• [Task details]:
Repeat every line of the items below exactly, leaving out the pictures.

-- START OF Data for the task --

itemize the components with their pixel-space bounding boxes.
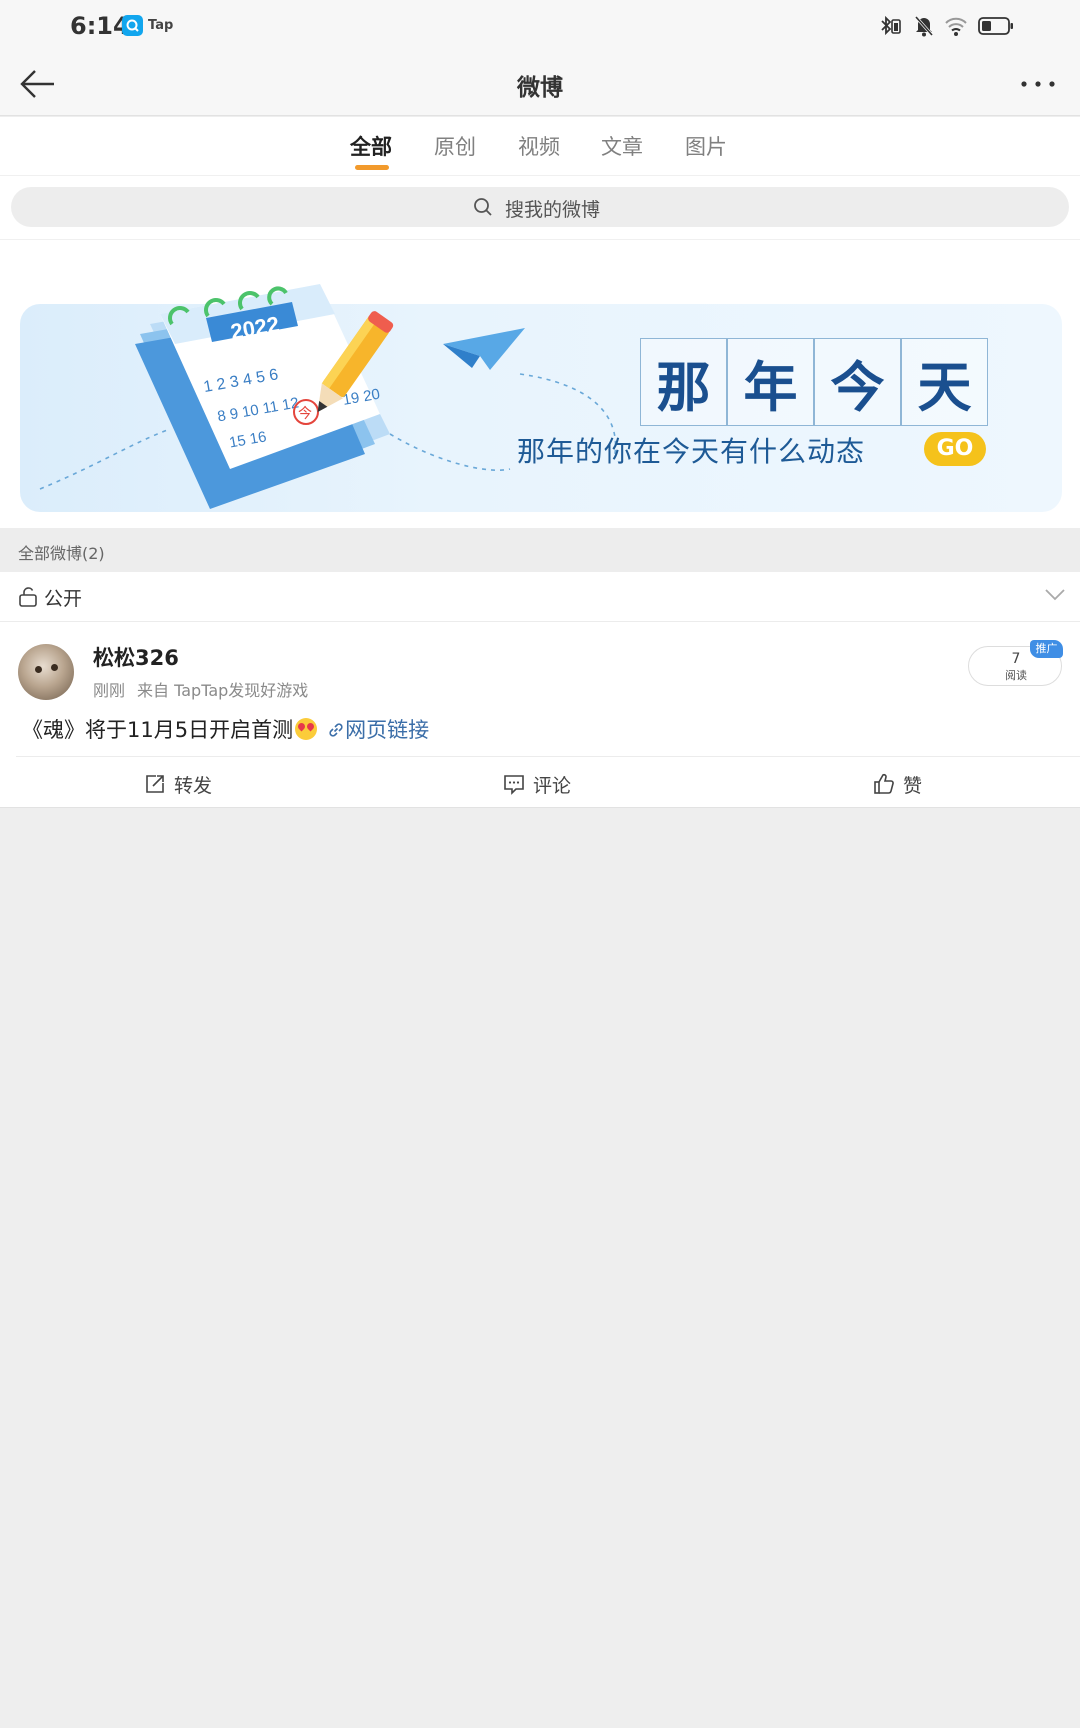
active-tab-indicator [355,165,389,170]
username[interactable]: 松松326 [93,642,179,672]
repost-button[interactable]: 转发 [144,770,212,798]
banner-title-char: 那 [640,338,727,426]
avatar[interactable] [18,644,74,700]
page-title: 微博 [517,75,563,101]
privacy-filter[interactable]: 公开 [0,572,1080,622]
section-header: 全部微博(2) [0,528,1080,572]
go-button[interactable]: GO [924,432,986,466]
tab-original[interactable]: 原创 [434,131,476,161]
banner-title-char: 今 [814,338,901,426]
post-meta: 刚刚 来自 TapTap发现好游戏 [93,677,308,701]
post-card[interactable]: 松松326 刚刚 来自 TapTap发现好游戏 7 阅读 推广 《魂》将于11月5… [0,622,1080,808]
repost-icon [146,775,164,793]
post-text: 《魂》将于11月5日开启首测 网页链接 [22,714,429,744]
on-this-day-banner[interactable]: 2022 1 2 3 4 5 6 8 9 10 11 12 15 16 19 2… [20,284,1062,512]
promo-badge[interactable]: 推广 [1030,640,1063,658]
heart-eyes-emoji-icon [295,718,318,740]
comment-button[interactable]: 评论 [503,770,571,798]
status-icons [878,14,1014,38]
tab-images[interactable]: 图片 [685,131,727,161]
web-link[interactable]: 网页链接 [345,718,429,742]
link-icon [329,723,343,737]
section-label: 全部微博(2) [18,544,105,563]
wifi-icon [945,17,967,36]
banner-title-char: 年 [727,338,814,426]
tab-article[interactable]: 文章 [601,131,643,161]
post-source: 来自 TapTap发现好游戏 [137,681,309,700]
status-time: 6:14 [70,12,130,40]
banner-title: 那 年 今 天 [640,338,990,426]
more-dots-icon [1021,81,1055,87]
banner-subtitle: 那年的你在今天有什么动态 [517,435,866,468]
banner-title-char: 天 [901,338,988,426]
like-button[interactable]: 赞 [873,770,922,798]
thumbs-up-icon [874,773,894,794]
search-input[interactable]: 搜我的微博 [11,187,1069,227]
post-body: 《魂》将于11月5日开启首测 [22,718,294,742]
like-label: 赞 [903,774,923,797]
banner-section: 2022 1 2 3 4 5 6 8 9 10 11 12 15 16 19 2… [0,240,1080,528]
today-mark: 今 [298,406,312,422]
battery-icon [978,17,1013,35]
search-placeholder: 搜我的微博 [505,199,601,221]
bluetooth-icon [881,15,901,36]
post-divider [16,756,1080,757]
read-label: 阅读 [1005,669,1027,682]
tap-app-icon [122,15,143,36]
unlock-icon [19,587,37,607]
repost-label: 转发 [174,774,213,797]
status-bar: 6:14 Tap [0,0,1080,52]
mute-icon [914,16,934,37]
search-icon [474,198,492,216]
search-section: 搜我的微博 [0,176,1080,240]
nav-bar: 微博 [0,52,1080,116]
status-app-label: Tap [148,18,174,33]
privacy-label: 公开 [44,588,83,610]
post-time: 刚刚 [93,681,126,700]
more-button[interactable] [1018,72,1058,96]
comment-icon [504,775,524,795]
tab-bar: 全部 原创 视频 文章 图片 [0,117,1080,176]
tab-video[interactable]: 视频 [518,131,560,161]
chevron-down-icon [1045,589,1065,601]
tab-all[interactable]: 全部 [350,131,392,161]
comment-label: 评论 [533,774,572,797]
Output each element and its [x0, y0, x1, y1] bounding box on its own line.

-- END OF Data for the task --

• [Response to the task]:
itemize the components with their pixel-space bounding boxes.
active-tab-indicator [355,165,389,170]
username[interactable]: 松松326 [93,642,179,672]
repost-button[interactable]: 转发 [144,770,212,798]
banner-title-char: 那 [640,338,727,426]
avatar[interactable] [18,644,74,700]
page-title: 微博 [517,75,563,101]
privacy-filter[interactable]: 公开 [0,572,1080,622]
section-header: 全部微博(2) [0,528,1080,572]
go-button[interactable]: GO [924,432,986,466]
tab-original[interactable]: 原创 [434,131,476,161]
banner-title-char: 今 [814,338,901,426]
post-meta: 刚刚 来自 TapTap发现好游戏 [93,677,308,701]
post-card[interactable]: 松松326 刚刚 来自 TapTap发现好游戏 7 阅读 推广 《魂》将于11月5… [0,622,1080,808]
repost-icon [146,775,164,793]
post-text: 《魂》将于11月5日开启首测 网页链接 [22,714,429,744]
on-this-day-banner[interactable]: 2022 1 2 3 4 5 6 8 9 10 11 12 15 16 19 2… [20,284,1062,512]
promo-badge[interactable]: 推广 [1030,640,1063,658]
heart-eyes-emoji-icon [295,718,318,740]
comment-button[interactable]: 评论 [503,770,571,798]
status-icons [878,14,1014,38]
tab-images[interactable]: 图片 [685,131,727,161]
web-link[interactable]: 网页链接 [345,718,429,742]
link-icon [329,723,343,737]
section-label: 全部微博(2) [18,544,105,563]
wifi-icon [945,17,967,36]
banner-title-char: 年 [727,338,814,426]
tab-article[interactable]: 文章 [601,131,643,161]
post-source: 来自 TapTap发现好游戏 [137,681,309,700]
status-time: 6:14 [70,12,130,40]
banner-title: 那 年 今 天 [640,338,990,426]
more-dots-icon [1021,81,1055,87]
banner-subtitle: 那年的你在今天有什么动态 [517,435,866,468]
banner-title-char: 天 [901,338,988,426]
like-button[interactable]: 赞 [873,770,922,798]
thumbs-up-icon [874,773,894,794]
search-input[interactable]: 搜我的微博 [11,187,1069,227]
post-body: 《魂》将于11月5日开启首测 [22,718,294,742]
like-label: 赞 [903,774,923,797]
banner-section: 2022 1 2 3 4 5 6 8 9 10 11 12 15 16 19 2… [0,240,1080,528]
today-mark: 今 [298,406,312,422]
battery-icon [978,17,1013,35]
search-placeholder: 搜我的微博 [505,199,601,221]
bluetooth-icon [881,15,901,36]
post-divider [16,756,1080,757]
read-label: 阅读 [1005,669,1027,682]
tap-app-icon [122,15,143,36]
unlock-icon [19,587,37,607]
repost-label: 转发 [174,774,213,797]
status-bar: 6:14 Tap [0,0,1080,52]
mute-icon [914,16,934,37]
search-icon [474,198,492,216]
search-section: 搜我的微博 [0,176,1080,240]
nav-bar: 微博 [0,52,1080,116]
status-app-label: Tap [148,18,174,33]
privacy-label: 公开 [44,588,83,610]
post-time: 刚刚 [93,681,126,700]
more-button[interactable] [1018,72,1058,96]
comment-icon [504,775,524,795]
tab-bar: 全部 原创 视频 文章 图片 [0,117,1080,176]
tab-video[interactable]: 视频 [518,131,560,161]
chevron-down-icon [1045,589,1065,601]
tab-all[interactable]: 全部 [350,131,392,161]
comment-label: 评论 [533,774,572,797]
Output each element and its [x0, y0, x1, y1] bounding box on its own line.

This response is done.